[Start]
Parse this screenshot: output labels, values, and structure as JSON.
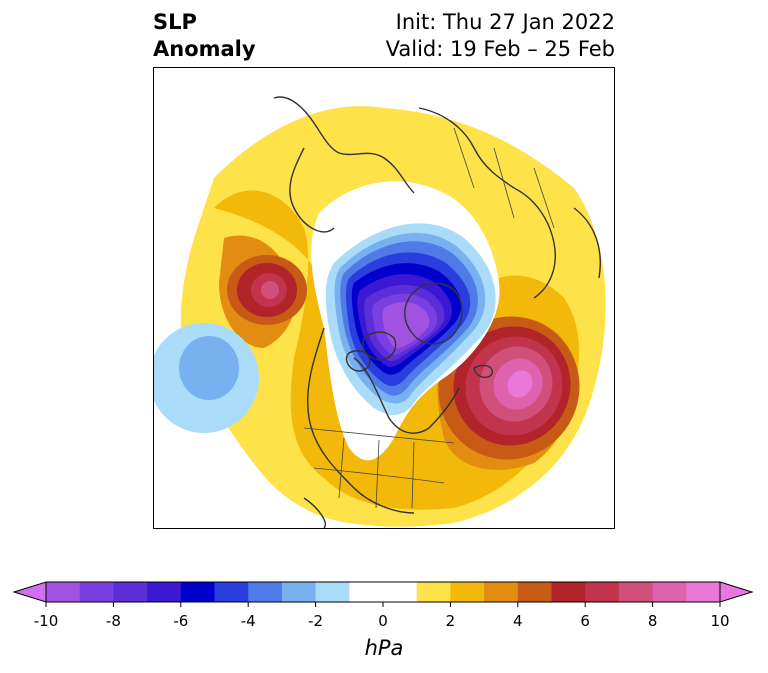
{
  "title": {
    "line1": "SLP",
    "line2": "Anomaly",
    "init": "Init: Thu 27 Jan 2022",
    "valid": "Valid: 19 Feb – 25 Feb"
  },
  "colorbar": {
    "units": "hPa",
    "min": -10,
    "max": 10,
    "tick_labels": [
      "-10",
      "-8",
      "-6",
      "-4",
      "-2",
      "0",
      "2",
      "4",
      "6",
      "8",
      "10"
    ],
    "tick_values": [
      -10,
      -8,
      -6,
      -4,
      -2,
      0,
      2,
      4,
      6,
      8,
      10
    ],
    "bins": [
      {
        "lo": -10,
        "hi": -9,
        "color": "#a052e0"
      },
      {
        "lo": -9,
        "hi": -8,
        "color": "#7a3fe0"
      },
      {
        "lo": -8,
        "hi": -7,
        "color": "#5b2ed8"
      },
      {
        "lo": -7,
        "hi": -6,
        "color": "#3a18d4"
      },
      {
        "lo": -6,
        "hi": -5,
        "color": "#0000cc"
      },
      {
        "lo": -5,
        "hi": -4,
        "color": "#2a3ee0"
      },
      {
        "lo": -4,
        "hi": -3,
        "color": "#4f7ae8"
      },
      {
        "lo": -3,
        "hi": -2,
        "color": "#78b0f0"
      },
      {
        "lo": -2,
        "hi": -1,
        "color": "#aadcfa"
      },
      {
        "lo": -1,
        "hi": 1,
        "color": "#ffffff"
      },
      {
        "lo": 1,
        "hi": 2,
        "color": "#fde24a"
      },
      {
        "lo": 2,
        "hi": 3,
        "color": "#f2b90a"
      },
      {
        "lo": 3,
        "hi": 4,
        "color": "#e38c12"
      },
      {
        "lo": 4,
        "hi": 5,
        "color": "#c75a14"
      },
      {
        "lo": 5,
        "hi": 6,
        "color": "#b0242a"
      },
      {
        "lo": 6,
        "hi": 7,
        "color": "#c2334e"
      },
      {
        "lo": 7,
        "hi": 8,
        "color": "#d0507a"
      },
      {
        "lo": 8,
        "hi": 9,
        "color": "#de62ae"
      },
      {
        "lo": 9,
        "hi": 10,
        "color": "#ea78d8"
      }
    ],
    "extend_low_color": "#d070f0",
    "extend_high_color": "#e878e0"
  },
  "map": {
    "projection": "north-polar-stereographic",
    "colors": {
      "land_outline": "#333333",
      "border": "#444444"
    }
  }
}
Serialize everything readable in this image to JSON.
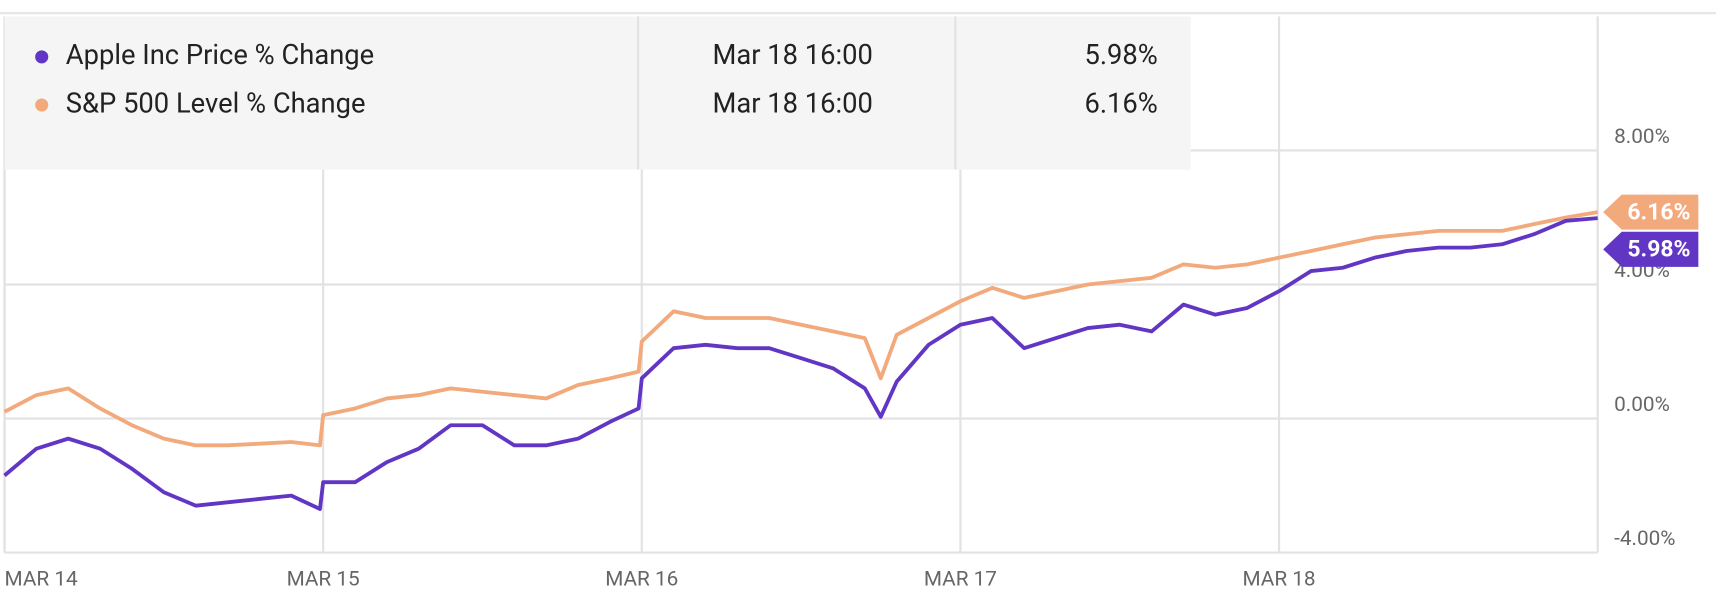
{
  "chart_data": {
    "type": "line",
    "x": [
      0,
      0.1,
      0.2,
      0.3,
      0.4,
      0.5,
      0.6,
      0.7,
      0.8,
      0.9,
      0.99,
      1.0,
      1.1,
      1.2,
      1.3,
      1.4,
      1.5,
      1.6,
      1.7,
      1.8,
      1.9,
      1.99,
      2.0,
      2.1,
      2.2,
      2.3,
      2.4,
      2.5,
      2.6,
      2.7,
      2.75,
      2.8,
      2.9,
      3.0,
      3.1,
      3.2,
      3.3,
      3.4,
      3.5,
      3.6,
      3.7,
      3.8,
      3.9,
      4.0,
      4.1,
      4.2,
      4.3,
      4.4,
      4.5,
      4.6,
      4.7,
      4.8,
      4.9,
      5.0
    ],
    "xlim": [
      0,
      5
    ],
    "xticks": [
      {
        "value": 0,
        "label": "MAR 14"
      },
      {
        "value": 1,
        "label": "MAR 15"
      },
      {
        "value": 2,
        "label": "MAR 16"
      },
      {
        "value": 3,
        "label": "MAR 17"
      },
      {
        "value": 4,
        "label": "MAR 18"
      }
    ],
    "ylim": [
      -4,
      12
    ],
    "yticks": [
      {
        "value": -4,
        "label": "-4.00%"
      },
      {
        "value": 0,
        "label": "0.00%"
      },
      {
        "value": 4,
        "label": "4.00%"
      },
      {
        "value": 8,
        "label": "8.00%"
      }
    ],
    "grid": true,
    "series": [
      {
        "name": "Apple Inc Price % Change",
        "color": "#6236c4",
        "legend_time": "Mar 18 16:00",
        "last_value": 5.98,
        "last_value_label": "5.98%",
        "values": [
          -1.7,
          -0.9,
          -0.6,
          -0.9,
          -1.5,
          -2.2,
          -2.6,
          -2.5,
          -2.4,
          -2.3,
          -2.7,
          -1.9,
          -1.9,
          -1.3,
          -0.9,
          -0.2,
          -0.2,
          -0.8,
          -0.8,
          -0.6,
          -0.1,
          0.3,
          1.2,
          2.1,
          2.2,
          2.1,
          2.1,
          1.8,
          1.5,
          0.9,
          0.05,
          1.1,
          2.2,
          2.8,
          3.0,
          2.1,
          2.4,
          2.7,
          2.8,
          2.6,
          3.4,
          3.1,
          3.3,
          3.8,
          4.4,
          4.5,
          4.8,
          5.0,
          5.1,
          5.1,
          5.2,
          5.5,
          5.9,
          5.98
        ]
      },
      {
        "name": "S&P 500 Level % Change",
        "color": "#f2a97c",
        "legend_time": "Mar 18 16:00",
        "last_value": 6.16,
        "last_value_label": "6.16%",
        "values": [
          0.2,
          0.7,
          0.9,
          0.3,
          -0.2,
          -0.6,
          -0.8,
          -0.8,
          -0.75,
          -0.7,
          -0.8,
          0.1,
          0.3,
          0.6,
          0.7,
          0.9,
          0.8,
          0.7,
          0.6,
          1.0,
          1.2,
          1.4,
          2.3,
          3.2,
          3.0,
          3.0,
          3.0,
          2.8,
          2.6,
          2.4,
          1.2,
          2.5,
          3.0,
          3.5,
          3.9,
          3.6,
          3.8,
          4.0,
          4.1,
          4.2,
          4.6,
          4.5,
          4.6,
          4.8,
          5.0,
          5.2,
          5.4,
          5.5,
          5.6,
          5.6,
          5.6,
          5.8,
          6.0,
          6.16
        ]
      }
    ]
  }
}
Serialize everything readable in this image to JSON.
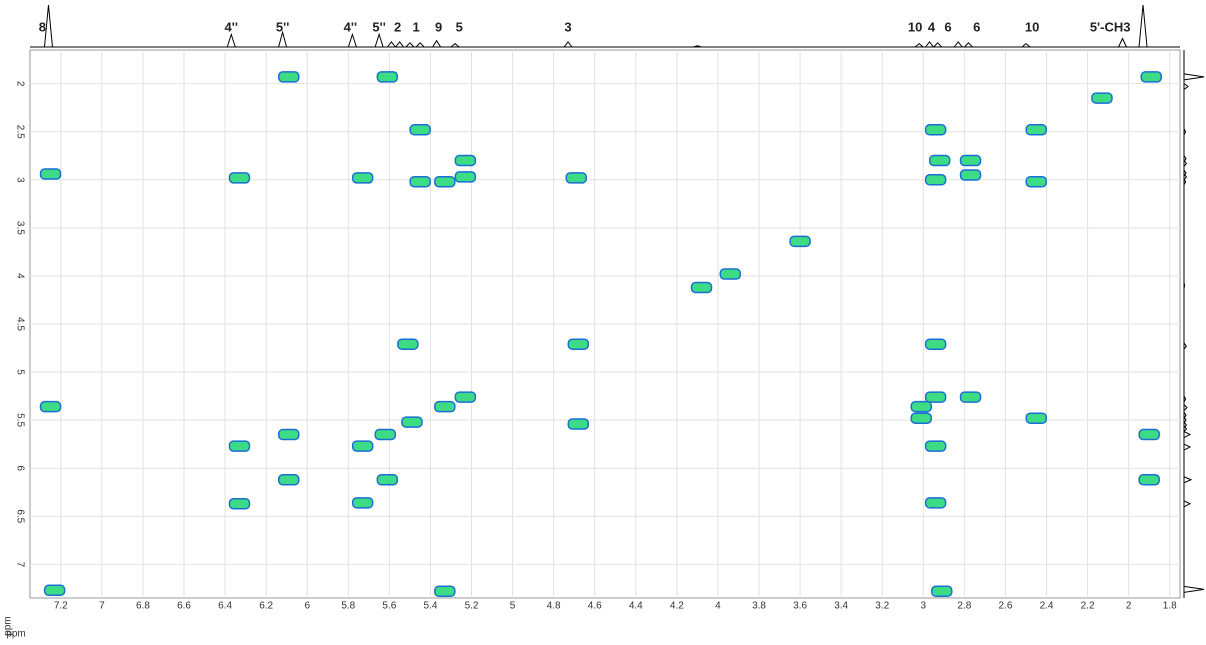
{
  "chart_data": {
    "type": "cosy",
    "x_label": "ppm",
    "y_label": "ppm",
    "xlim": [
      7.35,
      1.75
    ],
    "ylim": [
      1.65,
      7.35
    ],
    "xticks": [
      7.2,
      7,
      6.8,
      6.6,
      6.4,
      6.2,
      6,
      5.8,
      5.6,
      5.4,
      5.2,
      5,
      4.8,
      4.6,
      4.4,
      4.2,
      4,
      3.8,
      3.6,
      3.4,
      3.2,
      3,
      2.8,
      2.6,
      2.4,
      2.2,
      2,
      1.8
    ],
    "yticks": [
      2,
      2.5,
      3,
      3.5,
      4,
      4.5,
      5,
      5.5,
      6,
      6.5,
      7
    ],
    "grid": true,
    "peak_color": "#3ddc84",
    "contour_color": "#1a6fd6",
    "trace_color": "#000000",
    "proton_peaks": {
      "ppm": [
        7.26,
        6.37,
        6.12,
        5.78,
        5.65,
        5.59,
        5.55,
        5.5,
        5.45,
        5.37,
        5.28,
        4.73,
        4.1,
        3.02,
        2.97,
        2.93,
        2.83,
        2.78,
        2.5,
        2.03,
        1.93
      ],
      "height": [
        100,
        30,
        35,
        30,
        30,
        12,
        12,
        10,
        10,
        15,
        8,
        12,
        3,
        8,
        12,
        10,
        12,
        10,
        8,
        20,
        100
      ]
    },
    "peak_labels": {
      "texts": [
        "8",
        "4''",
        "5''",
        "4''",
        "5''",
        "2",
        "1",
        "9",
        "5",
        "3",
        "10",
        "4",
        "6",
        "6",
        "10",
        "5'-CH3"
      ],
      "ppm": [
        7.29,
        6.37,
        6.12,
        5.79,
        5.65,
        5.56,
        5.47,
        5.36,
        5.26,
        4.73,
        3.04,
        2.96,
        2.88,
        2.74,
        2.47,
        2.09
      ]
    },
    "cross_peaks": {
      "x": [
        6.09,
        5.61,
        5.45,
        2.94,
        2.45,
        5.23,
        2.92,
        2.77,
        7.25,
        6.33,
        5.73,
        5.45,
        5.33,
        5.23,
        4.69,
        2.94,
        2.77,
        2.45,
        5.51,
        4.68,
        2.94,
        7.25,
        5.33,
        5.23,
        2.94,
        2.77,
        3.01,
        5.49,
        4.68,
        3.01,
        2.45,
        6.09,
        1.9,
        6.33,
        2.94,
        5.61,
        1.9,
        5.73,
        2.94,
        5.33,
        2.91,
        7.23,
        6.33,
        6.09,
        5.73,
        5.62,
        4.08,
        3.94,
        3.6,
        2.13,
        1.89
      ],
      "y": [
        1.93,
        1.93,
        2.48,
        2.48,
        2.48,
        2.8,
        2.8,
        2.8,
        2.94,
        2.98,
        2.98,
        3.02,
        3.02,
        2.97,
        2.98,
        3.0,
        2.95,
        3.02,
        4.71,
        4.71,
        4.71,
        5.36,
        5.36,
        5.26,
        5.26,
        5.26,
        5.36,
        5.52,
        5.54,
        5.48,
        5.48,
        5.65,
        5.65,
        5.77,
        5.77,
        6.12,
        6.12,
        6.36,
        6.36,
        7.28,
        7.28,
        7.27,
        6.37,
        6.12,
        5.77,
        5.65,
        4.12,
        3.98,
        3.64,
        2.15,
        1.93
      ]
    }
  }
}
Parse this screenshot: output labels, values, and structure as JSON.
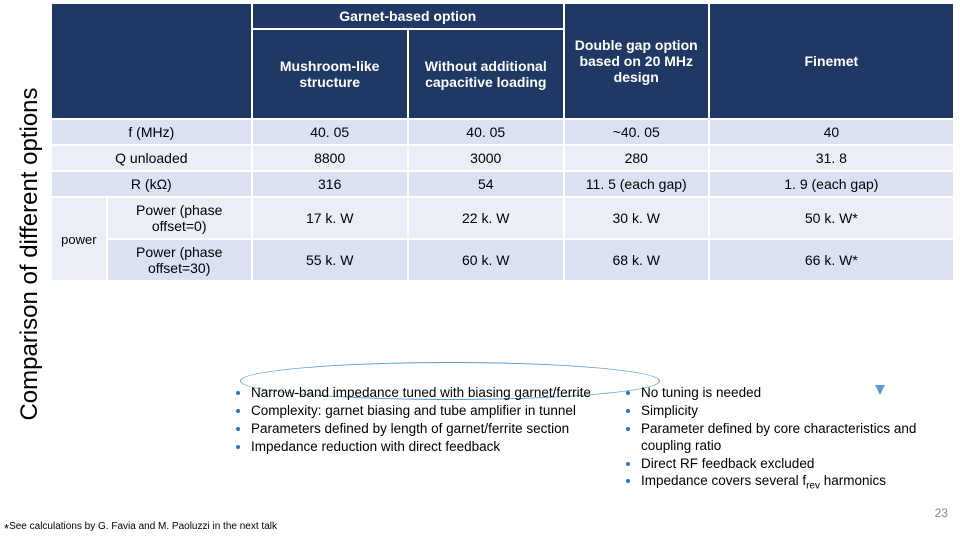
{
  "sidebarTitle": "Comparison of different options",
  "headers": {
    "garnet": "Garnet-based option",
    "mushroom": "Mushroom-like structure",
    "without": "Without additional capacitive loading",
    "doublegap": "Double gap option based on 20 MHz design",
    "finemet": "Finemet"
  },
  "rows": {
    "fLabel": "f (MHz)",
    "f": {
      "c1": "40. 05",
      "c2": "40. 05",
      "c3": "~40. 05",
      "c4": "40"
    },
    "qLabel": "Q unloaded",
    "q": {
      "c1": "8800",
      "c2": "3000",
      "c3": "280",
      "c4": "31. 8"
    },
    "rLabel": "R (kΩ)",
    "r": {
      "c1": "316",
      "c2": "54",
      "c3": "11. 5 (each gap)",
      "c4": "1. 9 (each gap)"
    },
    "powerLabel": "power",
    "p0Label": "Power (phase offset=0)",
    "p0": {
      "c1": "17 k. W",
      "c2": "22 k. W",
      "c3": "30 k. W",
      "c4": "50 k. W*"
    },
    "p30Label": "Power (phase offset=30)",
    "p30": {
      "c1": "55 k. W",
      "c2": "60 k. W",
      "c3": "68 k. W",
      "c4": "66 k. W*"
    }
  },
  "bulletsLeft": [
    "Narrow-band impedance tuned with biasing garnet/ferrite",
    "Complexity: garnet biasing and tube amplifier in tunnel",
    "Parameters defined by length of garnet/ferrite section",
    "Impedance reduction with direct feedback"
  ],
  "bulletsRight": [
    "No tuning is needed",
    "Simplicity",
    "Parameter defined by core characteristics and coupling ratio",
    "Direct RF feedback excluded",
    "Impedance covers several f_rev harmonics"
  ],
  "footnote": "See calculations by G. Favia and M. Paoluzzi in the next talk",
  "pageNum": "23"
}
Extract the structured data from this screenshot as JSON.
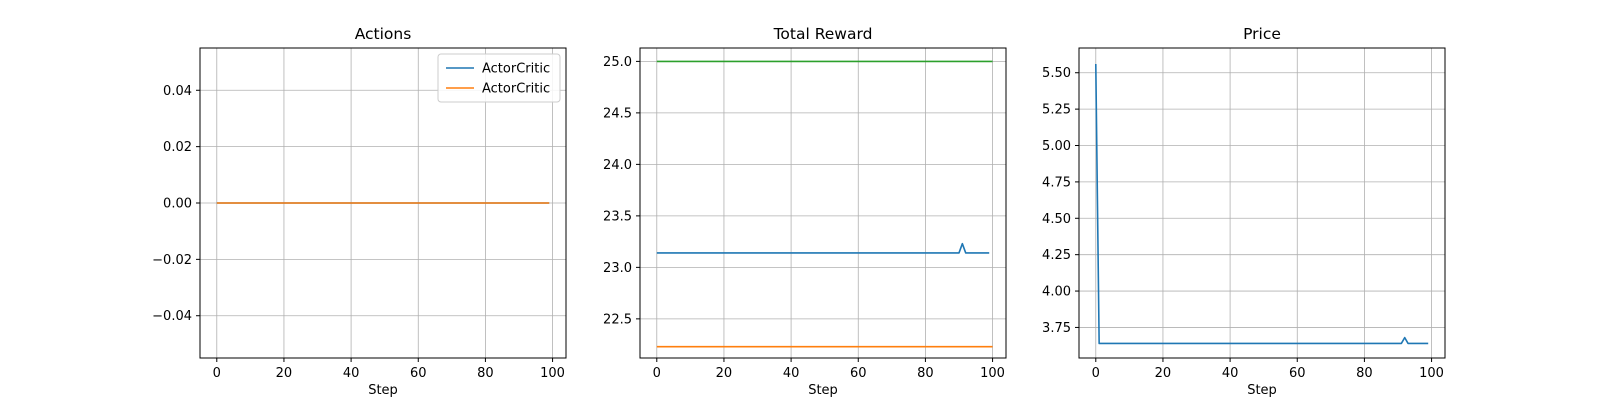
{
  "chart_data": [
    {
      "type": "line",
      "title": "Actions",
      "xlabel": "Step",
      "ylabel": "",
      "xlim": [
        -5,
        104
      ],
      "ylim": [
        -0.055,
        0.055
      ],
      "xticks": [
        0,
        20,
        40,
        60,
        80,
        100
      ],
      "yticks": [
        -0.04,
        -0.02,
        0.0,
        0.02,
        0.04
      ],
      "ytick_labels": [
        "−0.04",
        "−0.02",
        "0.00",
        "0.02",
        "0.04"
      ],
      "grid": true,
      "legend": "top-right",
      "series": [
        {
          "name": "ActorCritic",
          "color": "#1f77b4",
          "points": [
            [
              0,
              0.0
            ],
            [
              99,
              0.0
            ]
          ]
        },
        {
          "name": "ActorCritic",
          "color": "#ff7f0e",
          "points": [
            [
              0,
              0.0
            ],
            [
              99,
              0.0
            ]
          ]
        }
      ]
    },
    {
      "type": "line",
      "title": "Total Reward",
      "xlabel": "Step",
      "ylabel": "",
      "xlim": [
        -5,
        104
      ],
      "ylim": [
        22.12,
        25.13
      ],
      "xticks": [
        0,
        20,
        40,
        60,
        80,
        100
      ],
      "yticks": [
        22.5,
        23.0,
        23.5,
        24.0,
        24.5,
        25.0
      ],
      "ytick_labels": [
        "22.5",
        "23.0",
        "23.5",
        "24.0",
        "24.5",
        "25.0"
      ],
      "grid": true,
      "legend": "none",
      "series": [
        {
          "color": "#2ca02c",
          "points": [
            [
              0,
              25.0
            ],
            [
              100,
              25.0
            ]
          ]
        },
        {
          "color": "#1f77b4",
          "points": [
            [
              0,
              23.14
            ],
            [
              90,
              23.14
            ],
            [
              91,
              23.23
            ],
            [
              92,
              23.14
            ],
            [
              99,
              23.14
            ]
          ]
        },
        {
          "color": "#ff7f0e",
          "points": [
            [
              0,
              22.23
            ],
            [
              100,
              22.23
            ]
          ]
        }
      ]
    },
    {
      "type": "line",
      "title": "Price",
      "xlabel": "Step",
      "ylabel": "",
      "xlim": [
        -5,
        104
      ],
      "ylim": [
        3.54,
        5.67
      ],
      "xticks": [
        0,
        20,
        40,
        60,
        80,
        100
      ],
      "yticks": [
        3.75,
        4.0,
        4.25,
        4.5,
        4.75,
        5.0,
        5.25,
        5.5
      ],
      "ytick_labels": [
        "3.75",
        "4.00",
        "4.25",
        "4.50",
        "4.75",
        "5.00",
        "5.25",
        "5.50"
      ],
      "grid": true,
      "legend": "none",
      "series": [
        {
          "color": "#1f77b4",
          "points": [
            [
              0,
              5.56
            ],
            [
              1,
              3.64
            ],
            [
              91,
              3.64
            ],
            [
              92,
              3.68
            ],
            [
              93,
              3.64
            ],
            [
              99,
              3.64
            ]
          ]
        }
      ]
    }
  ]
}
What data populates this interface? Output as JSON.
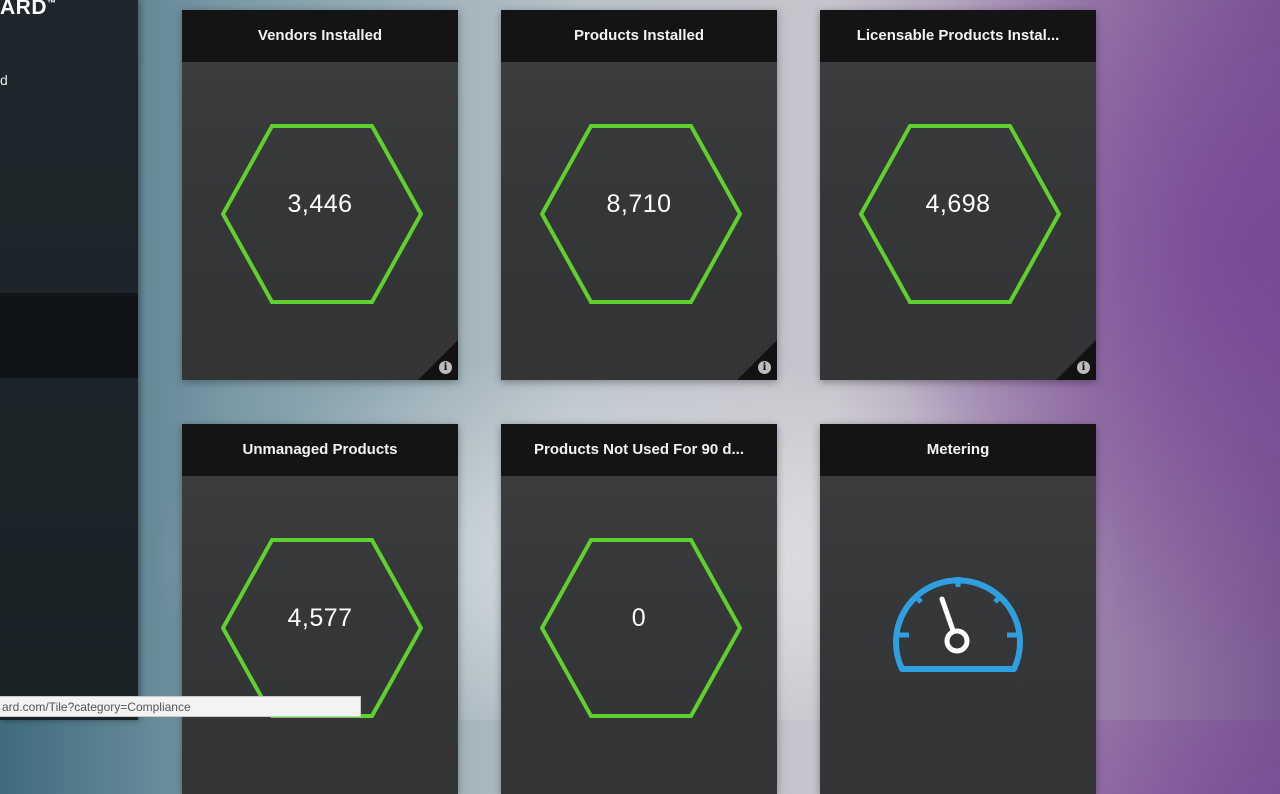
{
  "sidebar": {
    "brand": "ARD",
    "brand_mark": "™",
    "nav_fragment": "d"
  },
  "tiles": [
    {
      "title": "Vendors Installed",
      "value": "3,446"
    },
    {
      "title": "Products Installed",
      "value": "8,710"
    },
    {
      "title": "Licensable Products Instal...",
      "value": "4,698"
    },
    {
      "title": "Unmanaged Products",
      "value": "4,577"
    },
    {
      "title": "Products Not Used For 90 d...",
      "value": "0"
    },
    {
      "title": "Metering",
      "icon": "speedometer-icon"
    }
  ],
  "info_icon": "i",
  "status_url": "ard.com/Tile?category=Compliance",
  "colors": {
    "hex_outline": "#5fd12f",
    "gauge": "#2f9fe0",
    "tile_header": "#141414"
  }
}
[End]
WHAT IS REQUIRED. Extract all lines from the data in which "ferrite" is found.

WRITTEN ANSWER.
    "Narrow-band impedance tuned with biasing garnet/ferrite",
    "Parameters defined by length of garnet/ferrite section",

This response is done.